Exercise details - Repeat the records below exactly.

___ Available data

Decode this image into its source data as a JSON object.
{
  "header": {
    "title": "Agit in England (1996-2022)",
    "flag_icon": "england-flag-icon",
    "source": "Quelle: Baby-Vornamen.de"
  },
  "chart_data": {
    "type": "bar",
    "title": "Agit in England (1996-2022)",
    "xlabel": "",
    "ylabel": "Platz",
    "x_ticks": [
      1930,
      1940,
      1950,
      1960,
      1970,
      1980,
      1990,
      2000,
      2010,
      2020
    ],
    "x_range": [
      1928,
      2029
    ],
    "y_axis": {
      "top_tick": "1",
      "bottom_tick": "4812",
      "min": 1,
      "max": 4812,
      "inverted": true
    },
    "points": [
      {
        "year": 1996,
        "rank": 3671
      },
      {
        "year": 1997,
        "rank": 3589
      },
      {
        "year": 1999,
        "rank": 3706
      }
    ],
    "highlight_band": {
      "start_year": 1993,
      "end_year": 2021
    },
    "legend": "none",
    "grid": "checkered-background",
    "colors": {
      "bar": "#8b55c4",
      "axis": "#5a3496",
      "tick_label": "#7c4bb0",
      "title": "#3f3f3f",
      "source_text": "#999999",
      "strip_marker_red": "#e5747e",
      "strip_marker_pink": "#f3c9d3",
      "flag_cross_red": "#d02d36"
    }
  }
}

______

Expected output -
Decode this image into its source data as a JSON object.
{
  "header": {
    "title": "Agit in England (1996-2022)",
    "flag_icon": "england-flag-icon",
    "source": "Quelle: Baby-Vornamen.de"
  },
  "chart_data": {
    "type": "bar",
    "title": "Agit in England (1996-2022)",
    "xlabel": "",
    "ylabel": "Platz",
    "x_ticks": [
      1930,
      1940,
      1950,
      1960,
      1970,
      1980,
      1990,
      2000,
      2010,
      2020
    ],
    "x_range": [
      1928,
      2029
    ],
    "y_axis": {
      "top_tick": "1",
      "bottom_tick": "4812",
      "min": 1,
      "max": 4812,
      "inverted": true
    },
    "points": [
      {
        "year": 1996,
        "rank": 3671
      },
      {
        "year": 1997,
        "rank": 3589
      },
      {
        "year": 1999,
        "rank": 3706
      }
    ],
    "highlight_band": {
      "start_year": 1993,
      "end_year": 2021
    },
    "legend": "none",
    "grid": "checkered-background",
    "colors": {
      "bar": "#8b55c4",
      "axis": "#5a3496",
      "tick_label": "#7c4bb0",
      "title": "#3f3f3f",
      "source_text": "#999999",
      "strip_marker_red": "#e5747e",
      "strip_marker_pink": "#f3c9d3",
      "flag_cross_red": "#d02d36"
    }
  }
}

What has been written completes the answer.